» Directive
List all the lines in these records that hold "this".

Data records
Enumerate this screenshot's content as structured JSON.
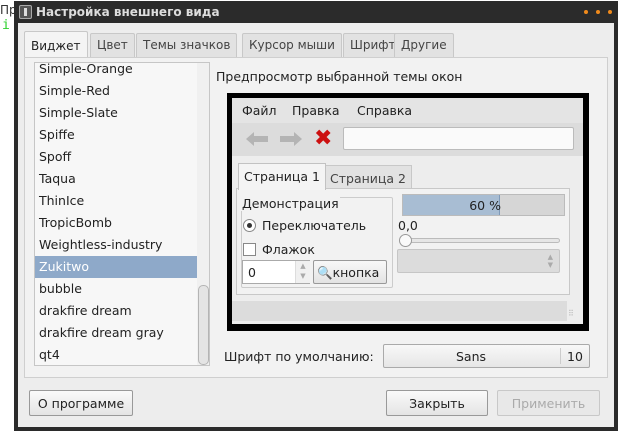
{
  "background": {
    "line1": "Пр",
    "line2": "i"
  },
  "window": {
    "title": "Настройка внешнего вида",
    "accent": "#f08a1c"
  },
  "tabs": [
    {
      "label": "Виджет",
      "active": true
    },
    {
      "label": "Цвет"
    },
    {
      "label": "Темы значков"
    },
    {
      "label": "Курсор мыши"
    },
    {
      "label": "Шрифт"
    },
    {
      "label": "Другие"
    }
  ],
  "themes": [
    "Simple-Orange",
    "Simple-Red",
    "Simple-Slate",
    "Spiffe",
    "Spoff",
    "Taqua",
    "ThinIce",
    "TropicBomb",
    "Weightless-industry",
    "Zukitwo",
    "bubble",
    "drakfire dream",
    "drakfire dream gray",
    "qt4"
  ],
  "selected_theme": "Zukitwo",
  "preview": {
    "label": "Предпросмотр выбранной темы окон",
    "menu": [
      "Файл",
      "Правка",
      "Справка"
    ],
    "tabs": [
      "Страница 1",
      "Страница 2"
    ],
    "group_label": "Демонстрация",
    "radio_label": "Переключатель",
    "check_label": "Флажок",
    "spin_value": "0",
    "button_label": "кнопка",
    "progress_text": "60 %",
    "progress": 60,
    "value_text": "0,0",
    "slider": 0
  },
  "font": {
    "label": "Шрифт по умолчанию:",
    "name": "Sans",
    "size": "10"
  },
  "buttons": {
    "about": "О программе",
    "close": "Закрыть",
    "apply": "Применить"
  }
}
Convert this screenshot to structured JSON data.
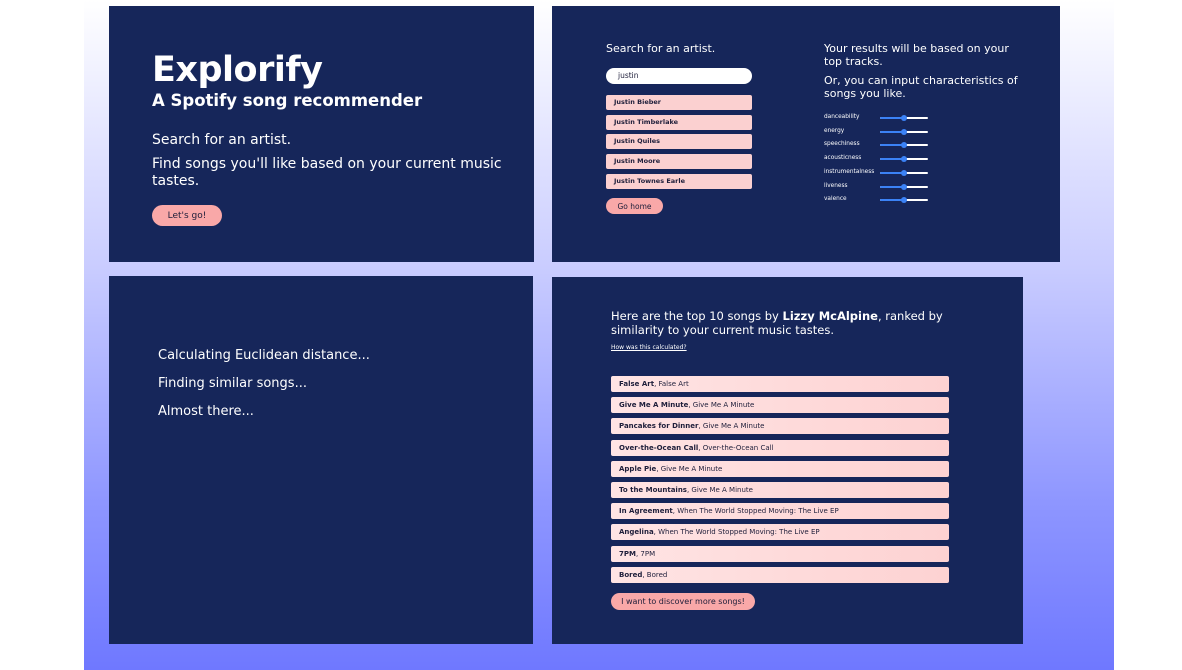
{
  "hero": {
    "title": "Explorify",
    "subtitle": "A Spotify song recommender",
    "line1": "Search for an artist.",
    "line2": "Find songs you'll like based on your current music tastes.",
    "button": "Let's go!"
  },
  "search": {
    "label": "Search for an artist.",
    "value": "justin",
    "results": [
      "Justin Bieber",
      "Justin Timberlake",
      "Justin Quiles",
      "Justin Moore",
      "Justin Townes Earle"
    ],
    "home_button": "Go home",
    "results_note": "Your results will be based on your top tracks.",
    "or_note": "Or, you can input characteristics of songs you like."
  },
  "sliders": [
    {
      "label": "danceability",
      "value": 0.5
    },
    {
      "label": "energy",
      "value": 0.5
    },
    {
      "label": "speechiness",
      "value": 0.5
    },
    {
      "label": "acousticness",
      "value": 0.5
    },
    {
      "label": "instrumentalness",
      "value": 0.5
    },
    {
      "label": "liveness",
      "value": 0.5
    },
    {
      "label": "valence",
      "value": 0.5
    }
  ],
  "loading": {
    "lines": [
      "Calculating Euclidean distance...",
      "Finding similar songs...",
      "Almost there..."
    ]
  },
  "results": {
    "heading_prefix": "Here are the top 10 songs by ",
    "artist": "Lizzy McAlpine",
    "heading_suffix": ", ranked by similarity to your current music tastes.",
    "link": "How was this calculated?",
    "songs": [
      {
        "title": "False Art",
        "album": ", False Art"
      },
      {
        "title": "Give Me A Minute",
        "album": ", Give Me A Minute"
      },
      {
        "title": "Pancakes for Dinner",
        "album": ", Give Me A Minute"
      },
      {
        "title": "Over-the-Ocean Call",
        "album": ", Over-the-Ocean Call"
      },
      {
        "title": "Apple Pie",
        "album": ", Give Me A Minute"
      },
      {
        "title": "To the Mountains",
        "album": ", Give Me A Minute"
      },
      {
        "title": "In Agreement",
        "album": ", When The World Stopped Moving: The Live EP"
      },
      {
        "title": "Angelina",
        "album": ", When The World Stopped Moving: The Live EP"
      },
      {
        "title": "7PM",
        "album": ", 7PM"
      },
      {
        "title": "Bored",
        "album": ", Bored"
      }
    ],
    "button": "I want to discover more songs!"
  },
  "colors": {
    "panel": "#16265a",
    "accent_button": "#f9a8a8",
    "list_item": "#fbd0d0",
    "slider": "#3b82f6"
  }
}
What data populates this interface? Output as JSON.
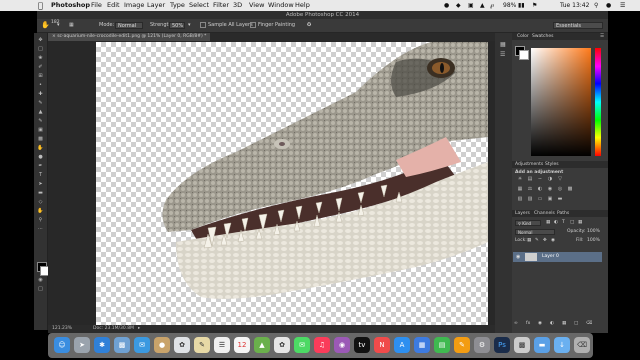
{
  "menubar": {
    "app": "Photoshop",
    "items": [
      "File",
      "Edit",
      "Image",
      "Layer",
      "Type",
      "Select",
      "Filter",
      "3D",
      "View",
      "Window",
      "Help"
    ],
    "battery": "98%",
    "time": "Tue 13:42"
  },
  "window": {
    "title": "Adobe Photoshop CC 2014"
  },
  "options": {
    "brush_size": "182",
    "mode_label": "Mode:",
    "mode_value": "Normal",
    "strength_label": "Strength:",
    "strength_value": "50%",
    "sample_all_layers": "Sample All Layers",
    "finger_painting": "Finger Painting",
    "workspace": "Essentials"
  },
  "document": {
    "tab_label": "sc-aquarium-nile-crocodile-edit1.png @ 121% (Layer 0, RGB/8#) *",
    "zoom": "121.23%",
    "doc_size": "Doc: 23.1M/30.8M"
  },
  "panels": {
    "color_tabs": [
      "Color",
      "Swatches"
    ],
    "adjust_tabs": [
      "Adjustments",
      "Styles"
    ],
    "adjust_heading": "Add an adjustment",
    "layers_tabs": [
      "Layers",
      "Channels",
      "Paths"
    ],
    "kind_label": "Kind",
    "blend_mode": "Normal",
    "opacity_label": "Opacity:",
    "opacity_value": "100%",
    "lock_label": "Lock:",
    "fill_label": "Fill:",
    "fill_value": "100%",
    "layer_name": "Layer 0"
  },
  "colors": {
    "accent": "#5b6f88",
    "foreground": "#000000",
    "background": "#ffffff"
  },
  "dock": {
    "icons": [
      "finder-icon",
      "launchpad-icon",
      "safari-icon",
      "preview-icon",
      "photos-icon",
      "mail-icon",
      "contacts-icon",
      "calendar-icon",
      "notes-icon",
      "reminders-icon",
      "maps-icon",
      "photos-app-icon",
      "messages-icon",
      "facetime-icon",
      "music-icon",
      "podcasts-icon",
      "tv-icon",
      "news-icon",
      "app-store-icon",
      "keynote-icon",
      "numbers-icon",
      "pages-icon",
      "system-preferences-icon",
      "photoshop-icon",
      "preview2-icon",
      "folder-icon",
      "trash-icon"
    ],
    "calendar_day": "12",
    "tv_label": "tv"
  }
}
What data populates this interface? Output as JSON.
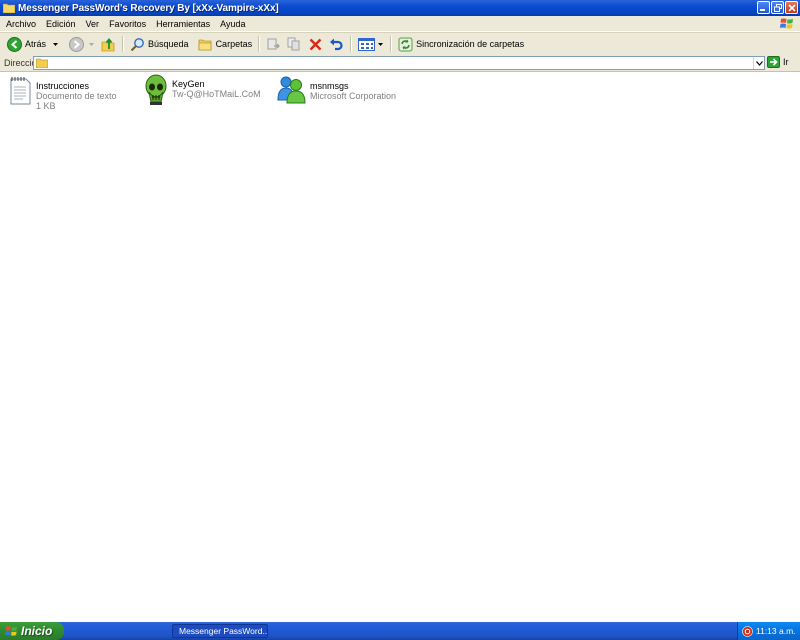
{
  "window": {
    "title": "Messenger PassWord's Recovery By [xXx-Vampire-xXx]"
  },
  "menu": [
    "Archivo",
    "Edición",
    "Ver",
    "Favoritos",
    "Herramientas",
    "Ayuda"
  ],
  "toolbar": {
    "back_label": "Atrás",
    "search_label": "Búsqueda",
    "folders_label": "Carpetas",
    "sync_label": "Sincronización de carpetas"
  },
  "address": {
    "label": "Dirección",
    "value": "",
    "go_label": "Ir"
  },
  "files": [
    {
      "name": "Instrucciones",
      "line2": "Documento de texto",
      "line3": "1 KB",
      "icon": "text-document-icon"
    },
    {
      "name": "KeyGen",
      "line2": "Tw-Q@HoTMaiL.CoM",
      "line3": "",
      "icon": "skull-icon"
    },
    {
      "name": "msnmsgs",
      "line2": "Microsoft Corporation",
      "line3": "",
      "icon": "msn-messenger-icon"
    }
  ],
  "taskbar": {
    "start_label": "Inicio",
    "task_label": "Messenger PassWord...",
    "clock": "11:13 a.m."
  }
}
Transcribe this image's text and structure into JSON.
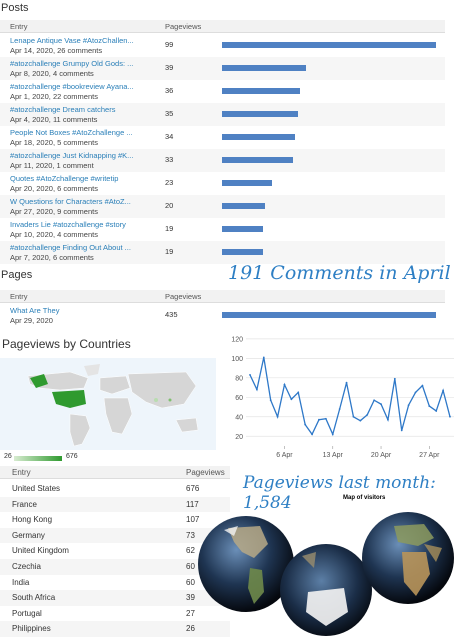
{
  "posts": {
    "title": "Posts",
    "col_entry": "Entry",
    "col_pageviews": "Pageviews",
    "items": [
      {
        "title": "Lenape Antique Vase #AtozChallen...",
        "meta": "Apr 14, 2020, 26 comments",
        "views": "99",
        "value": 99
      },
      {
        "title": "#atozchallenge Grumpy Old Gods: ...",
        "meta": "Apr 8, 2020, 4 comments",
        "views": "39",
        "value": 39
      },
      {
        "title": "#atozchallenge #bookreview Ayana...",
        "meta": "Apr 1, 2020, 22 comments",
        "views": "36",
        "value": 36
      },
      {
        "title": "#atozchallenge Dream catchers",
        "meta": "Apr 4, 2020, 11 comments",
        "views": "35",
        "value": 35
      },
      {
        "title": "People Not Boxes #AtoZchallenge ...",
        "meta": "Apr 18, 2020, 5 comments",
        "views": "34",
        "value": 34
      },
      {
        "title": "#atozchallenge Just Kidnapping #K...",
        "meta": "Apr 11, 2020, 1 comment",
        "views": "33",
        "value": 33
      },
      {
        "title": "Quotes #AtoZchallenge #writetip",
        "meta": "Apr 20, 2020, 6 comments",
        "views": "23",
        "value": 23
      },
      {
        "title": "W Questions for Characters #AtoZ...",
        "meta": "Apr 27, 2020, 9 comments",
        "views": "20",
        "value": 20
      },
      {
        "title": "Invaders Lie #atozchallenge #story",
        "meta": "Apr 10, 2020, 4 comments",
        "views": "19",
        "value": 19
      },
      {
        "title": "#atozchallenge Finding Out About ...",
        "meta": "Apr 7, 2020, 6 comments",
        "views": "19",
        "value": 19
      }
    ]
  },
  "comments_banner": "191 Comments in April",
  "pages": {
    "title": "Pages",
    "col_entry": "Entry",
    "col_pageviews": "Pageviews",
    "items": [
      {
        "title": "What Are They",
        "meta": "Apr 29, 2020",
        "views": "435",
        "value": 435
      }
    ]
  },
  "countries": {
    "title": "Pageviews by Countries",
    "legend_min": "26",
    "legend_max": "676",
    "col_entry": "Entry",
    "col_pageviews": "Pageviews",
    "items": [
      {
        "name": "United States",
        "views": "676"
      },
      {
        "name": "France",
        "views": "117"
      },
      {
        "name": "Hong Kong",
        "views": "107"
      },
      {
        "name": "Germany",
        "views": "73"
      },
      {
        "name": "United Kingdom",
        "views": "62"
      },
      {
        "name": "Czechia",
        "views": "60"
      },
      {
        "name": "India",
        "views": "60"
      },
      {
        "name": "South Africa",
        "views": "39"
      },
      {
        "name": "Portugal",
        "views": "27"
      },
      {
        "name": "Philippines",
        "views": "26"
      }
    ]
  },
  "pageviews_banner_line1": "Pageviews last month:",
  "pageviews_banner_line2": "1,584",
  "map_of_visitors": "Map of visitors",
  "colors": {
    "accent": "#2a7fb8",
    "bar": "#4f81c3",
    "map_green": "#2f9a2f"
  },
  "chart_data": {
    "type": "line",
    "x_ticks": [
      "6 Apr",
      "13 Apr",
      "20 Apr",
      "27 Apr"
    ],
    "x": [
      "Apr 1",
      "Apr 2",
      "Apr 3",
      "Apr 4",
      "Apr 5",
      "Apr 6",
      "Apr 7",
      "Apr 8",
      "Apr 9",
      "Apr 10",
      "Apr 11",
      "Apr 12",
      "Apr 13",
      "Apr 14",
      "Apr 15",
      "Apr 16",
      "Apr 17",
      "Apr 18",
      "Apr 19",
      "Apr 20",
      "Apr 21",
      "Apr 22",
      "Apr 23",
      "Apr 24",
      "Apr 25",
      "Apr 26",
      "Apr 27",
      "Apr 28",
      "Apr 29",
      "Apr 30"
    ],
    "values": [
      83,
      68,
      101,
      57,
      40,
      73,
      58,
      65,
      32,
      22,
      37,
      38,
      22,
      48,
      75,
      40,
      36,
      42,
      57,
      53,
      37,
      79,
      26,
      52,
      65,
      72,
      51,
      46,
      67,
      40
    ],
    "y_ticks": [
      20,
      40,
      60,
      80,
      100,
      120
    ],
    "ylim": [
      10,
      125
    ],
    "grid": true,
    "color": "#2e78c8"
  }
}
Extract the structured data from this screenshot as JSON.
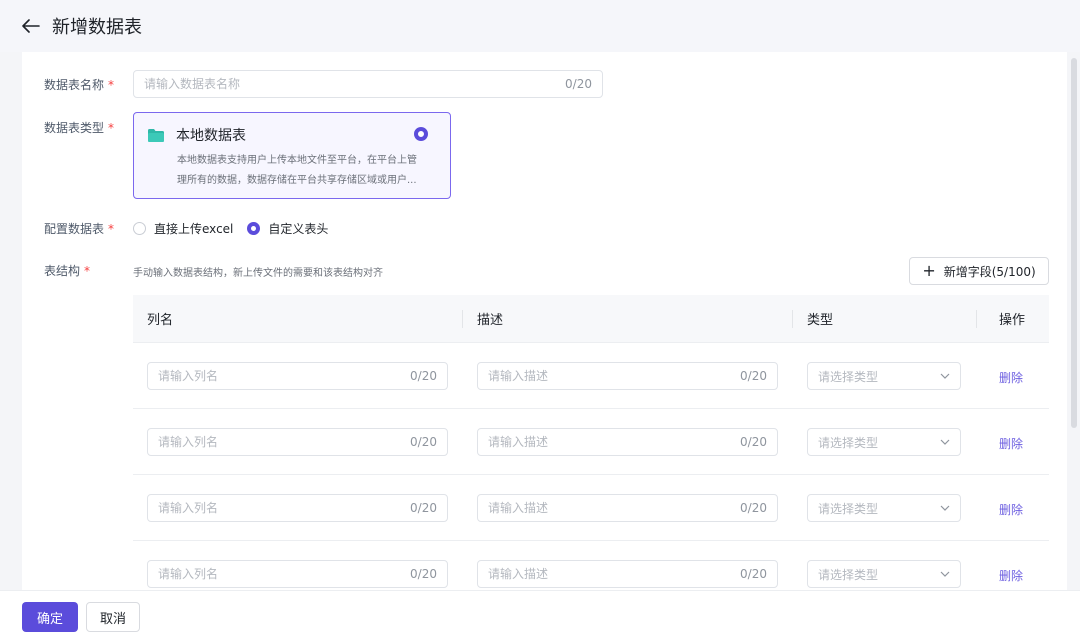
{
  "header": {
    "title": "新增数据表",
    "back_icon": "arrow-left-icon"
  },
  "form": {
    "name": {
      "label": "数据表名称",
      "placeholder": "请输入数据表名称",
      "counter": "0/20",
      "required_mark": "*"
    },
    "type": {
      "label": "数据表类型",
      "required_mark": "*",
      "option": {
        "title": "本地数据表",
        "icon": "folder-icon",
        "desc_line1": "本地数据表支持用户上传本地文件至平台，在平台上管",
        "desc_line2": "理所有的数据，数据存储在平台共享存储区域或用户...",
        "selected": true
      }
    },
    "config": {
      "label": "配置数据表",
      "required_mark": "*",
      "options": [
        {
          "label": "直接上传excel",
          "selected": false
        },
        {
          "label": "自定义表头",
          "selected": true
        }
      ]
    },
    "structure": {
      "label": "表结构",
      "required_mark": "*",
      "hint": "手动输入数据表结构，新上传文件的需要和该表结构对齐",
      "add_button": "新增字段(5/100)"
    }
  },
  "table": {
    "columns": [
      "列名",
      "描述",
      "类型",
      "操作"
    ],
    "rows": [
      {
        "name_placeholder": "请输入列名",
        "name_counter": "0/20",
        "desc_placeholder": "请输入描述",
        "desc_counter": "0/20",
        "type_placeholder": "请选择类型",
        "action": "删除"
      },
      {
        "name_placeholder": "请输入列名",
        "name_counter": "0/20",
        "desc_placeholder": "请输入描述",
        "desc_counter": "0/20",
        "type_placeholder": "请选择类型",
        "action": "删除"
      },
      {
        "name_placeholder": "请输入列名",
        "name_counter": "0/20",
        "desc_placeholder": "请输入描述",
        "desc_counter": "0/20",
        "type_placeholder": "请选择类型",
        "action": "删除"
      },
      {
        "name_placeholder": "请输入列名",
        "name_counter": "0/20",
        "desc_placeholder": "请输入描述",
        "desc_counter": "0/20",
        "type_placeholder": "请选择类型",
        "action": "删除"
      }
    ]
  },
  "footer": {
    "confirm": "确定",
    "cancel": "取消"
  },
  "colors": {
    "accent": "#5b4cdb",
    "required": "#f53f3f",
    "link": "#6d5fe0"
  }
}
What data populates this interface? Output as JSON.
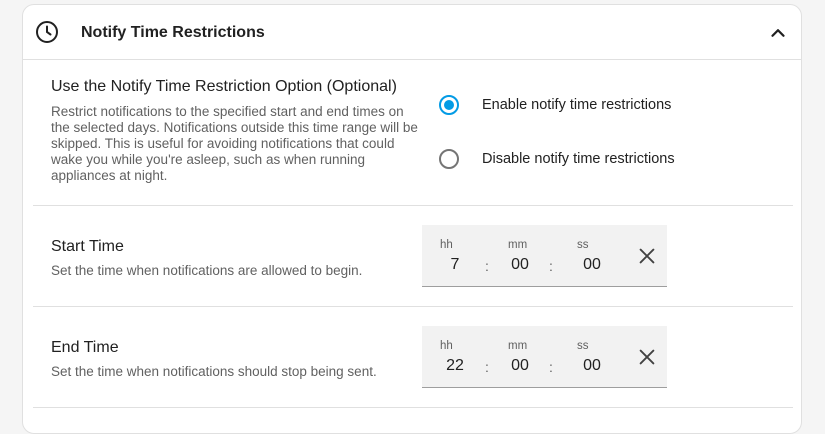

» Full answer
Enumerate this screenshot's content as structured JSON.
Convert this screenshot to structured JSON data.
    "link": "How was this calculated?",
What data populates this interface? Output as JSON.
What data populates this interface? Output as JSON.
Transcribe this image's text and structure into JSON.
Extract the structured data from this screenshot as JSON.
What data populates this interface? Output as JSON.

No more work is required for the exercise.